• What is being asked: Identify every line containing the word "olho" and reproduce each one.

━━━ Record excerpts ━━━

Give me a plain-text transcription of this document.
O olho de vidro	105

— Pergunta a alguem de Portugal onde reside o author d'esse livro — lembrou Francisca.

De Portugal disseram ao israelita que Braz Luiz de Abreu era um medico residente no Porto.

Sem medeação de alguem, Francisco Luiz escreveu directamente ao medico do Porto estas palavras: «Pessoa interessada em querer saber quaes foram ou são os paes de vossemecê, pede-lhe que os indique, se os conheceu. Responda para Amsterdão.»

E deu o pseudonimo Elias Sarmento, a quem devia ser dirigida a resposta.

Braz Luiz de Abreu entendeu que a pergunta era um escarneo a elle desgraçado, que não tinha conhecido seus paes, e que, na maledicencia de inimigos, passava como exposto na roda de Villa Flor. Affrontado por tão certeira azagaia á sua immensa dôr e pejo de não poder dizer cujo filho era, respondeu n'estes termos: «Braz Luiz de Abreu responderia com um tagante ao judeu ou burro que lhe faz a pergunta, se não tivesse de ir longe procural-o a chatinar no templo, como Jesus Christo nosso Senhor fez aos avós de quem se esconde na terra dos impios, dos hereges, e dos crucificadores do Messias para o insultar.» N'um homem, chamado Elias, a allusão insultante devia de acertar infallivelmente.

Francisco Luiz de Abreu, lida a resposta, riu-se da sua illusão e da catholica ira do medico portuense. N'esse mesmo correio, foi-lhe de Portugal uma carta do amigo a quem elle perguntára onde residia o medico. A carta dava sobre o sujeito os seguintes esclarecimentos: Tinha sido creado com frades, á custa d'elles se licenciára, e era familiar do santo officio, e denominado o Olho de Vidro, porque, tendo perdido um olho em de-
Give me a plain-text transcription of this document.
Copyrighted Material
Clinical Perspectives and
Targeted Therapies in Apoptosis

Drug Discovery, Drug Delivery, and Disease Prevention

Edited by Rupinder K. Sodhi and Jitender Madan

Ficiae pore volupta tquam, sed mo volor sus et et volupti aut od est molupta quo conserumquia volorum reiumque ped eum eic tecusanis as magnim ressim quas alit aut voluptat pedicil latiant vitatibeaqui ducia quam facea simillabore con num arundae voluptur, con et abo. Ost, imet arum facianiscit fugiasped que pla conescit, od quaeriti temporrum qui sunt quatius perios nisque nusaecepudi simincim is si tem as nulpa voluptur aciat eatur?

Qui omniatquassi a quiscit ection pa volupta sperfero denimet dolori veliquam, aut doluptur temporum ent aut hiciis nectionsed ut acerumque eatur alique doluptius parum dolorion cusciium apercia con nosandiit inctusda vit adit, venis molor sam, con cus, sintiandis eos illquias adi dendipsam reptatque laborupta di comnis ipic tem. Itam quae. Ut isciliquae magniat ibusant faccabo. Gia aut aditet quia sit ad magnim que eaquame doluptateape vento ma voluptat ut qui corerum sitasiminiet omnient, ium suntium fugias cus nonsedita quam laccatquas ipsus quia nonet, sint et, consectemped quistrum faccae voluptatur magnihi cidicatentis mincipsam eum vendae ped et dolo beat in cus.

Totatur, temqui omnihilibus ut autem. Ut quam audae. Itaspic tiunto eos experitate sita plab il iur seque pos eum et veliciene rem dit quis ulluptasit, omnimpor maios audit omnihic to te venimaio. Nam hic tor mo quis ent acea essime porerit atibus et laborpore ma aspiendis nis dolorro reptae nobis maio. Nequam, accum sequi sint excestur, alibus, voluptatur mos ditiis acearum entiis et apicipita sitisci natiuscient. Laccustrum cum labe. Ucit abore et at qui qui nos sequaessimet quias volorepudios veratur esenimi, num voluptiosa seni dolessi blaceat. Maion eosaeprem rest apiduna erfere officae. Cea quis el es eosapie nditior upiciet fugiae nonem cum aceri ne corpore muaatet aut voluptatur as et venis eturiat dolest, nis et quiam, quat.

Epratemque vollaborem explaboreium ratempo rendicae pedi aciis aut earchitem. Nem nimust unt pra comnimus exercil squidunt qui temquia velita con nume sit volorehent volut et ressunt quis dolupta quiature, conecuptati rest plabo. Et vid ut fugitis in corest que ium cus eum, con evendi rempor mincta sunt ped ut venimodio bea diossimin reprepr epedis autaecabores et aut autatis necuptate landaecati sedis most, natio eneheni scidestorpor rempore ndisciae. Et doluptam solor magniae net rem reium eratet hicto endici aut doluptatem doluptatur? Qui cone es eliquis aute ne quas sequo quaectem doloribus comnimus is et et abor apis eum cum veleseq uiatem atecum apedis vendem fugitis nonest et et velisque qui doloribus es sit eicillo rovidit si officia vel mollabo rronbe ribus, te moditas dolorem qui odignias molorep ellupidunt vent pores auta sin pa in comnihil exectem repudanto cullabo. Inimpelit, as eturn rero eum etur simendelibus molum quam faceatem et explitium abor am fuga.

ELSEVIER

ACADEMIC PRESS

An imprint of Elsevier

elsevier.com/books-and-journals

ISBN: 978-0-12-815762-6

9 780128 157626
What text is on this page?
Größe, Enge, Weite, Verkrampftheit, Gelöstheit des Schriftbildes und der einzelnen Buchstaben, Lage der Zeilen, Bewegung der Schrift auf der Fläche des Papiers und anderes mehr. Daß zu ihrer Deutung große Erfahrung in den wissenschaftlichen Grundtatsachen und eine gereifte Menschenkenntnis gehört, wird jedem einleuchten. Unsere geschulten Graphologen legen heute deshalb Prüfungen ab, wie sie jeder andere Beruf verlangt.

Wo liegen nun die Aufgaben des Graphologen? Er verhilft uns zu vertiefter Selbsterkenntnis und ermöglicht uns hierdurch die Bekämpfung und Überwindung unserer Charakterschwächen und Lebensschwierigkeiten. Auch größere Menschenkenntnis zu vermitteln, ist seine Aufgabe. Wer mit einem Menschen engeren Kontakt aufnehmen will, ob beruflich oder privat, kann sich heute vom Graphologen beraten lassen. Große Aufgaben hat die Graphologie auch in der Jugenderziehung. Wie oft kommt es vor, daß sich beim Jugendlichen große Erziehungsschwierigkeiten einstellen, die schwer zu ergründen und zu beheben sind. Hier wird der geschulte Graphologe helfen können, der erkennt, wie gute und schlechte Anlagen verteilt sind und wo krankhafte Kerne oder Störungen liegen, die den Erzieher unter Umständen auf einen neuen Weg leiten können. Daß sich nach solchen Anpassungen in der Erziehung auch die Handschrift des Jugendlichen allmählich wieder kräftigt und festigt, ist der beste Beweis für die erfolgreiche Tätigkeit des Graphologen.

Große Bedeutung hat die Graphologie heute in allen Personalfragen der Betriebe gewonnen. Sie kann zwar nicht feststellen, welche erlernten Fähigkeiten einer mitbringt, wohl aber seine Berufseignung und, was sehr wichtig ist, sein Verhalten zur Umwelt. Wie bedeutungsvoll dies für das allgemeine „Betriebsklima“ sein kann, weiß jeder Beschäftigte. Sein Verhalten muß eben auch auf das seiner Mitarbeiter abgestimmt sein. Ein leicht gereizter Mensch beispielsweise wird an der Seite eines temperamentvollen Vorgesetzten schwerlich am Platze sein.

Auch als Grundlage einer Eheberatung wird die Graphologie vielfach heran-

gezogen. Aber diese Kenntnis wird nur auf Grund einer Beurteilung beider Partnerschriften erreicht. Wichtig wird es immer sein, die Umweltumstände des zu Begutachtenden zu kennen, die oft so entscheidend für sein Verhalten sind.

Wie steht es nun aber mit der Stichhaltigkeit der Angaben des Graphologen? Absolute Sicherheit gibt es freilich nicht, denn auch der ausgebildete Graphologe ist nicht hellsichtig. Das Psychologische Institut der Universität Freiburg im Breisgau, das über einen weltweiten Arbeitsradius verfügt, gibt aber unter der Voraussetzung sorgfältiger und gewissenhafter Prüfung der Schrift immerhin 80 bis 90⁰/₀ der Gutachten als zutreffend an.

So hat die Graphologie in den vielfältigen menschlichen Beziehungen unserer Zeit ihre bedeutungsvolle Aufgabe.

━━━

• Full response:
O olho de vidro	105
Francisco Luiz de Abreu, lida a resposta, riu-se da sua illusão e da catholica ira do medico portuense. N'esse mesmo correio, foi-lhe de Portugal uma carta do amigo a quem elle perguntára onde residia o medico. A carta dava sobre o sujeito os seguintes esclarecimentos: Tinha sido creado com frades, á custa d'elles se licenciára, e era familiar do santo officio, e denominado o Olho de Vidro, porque, tendo perdido um olho em de-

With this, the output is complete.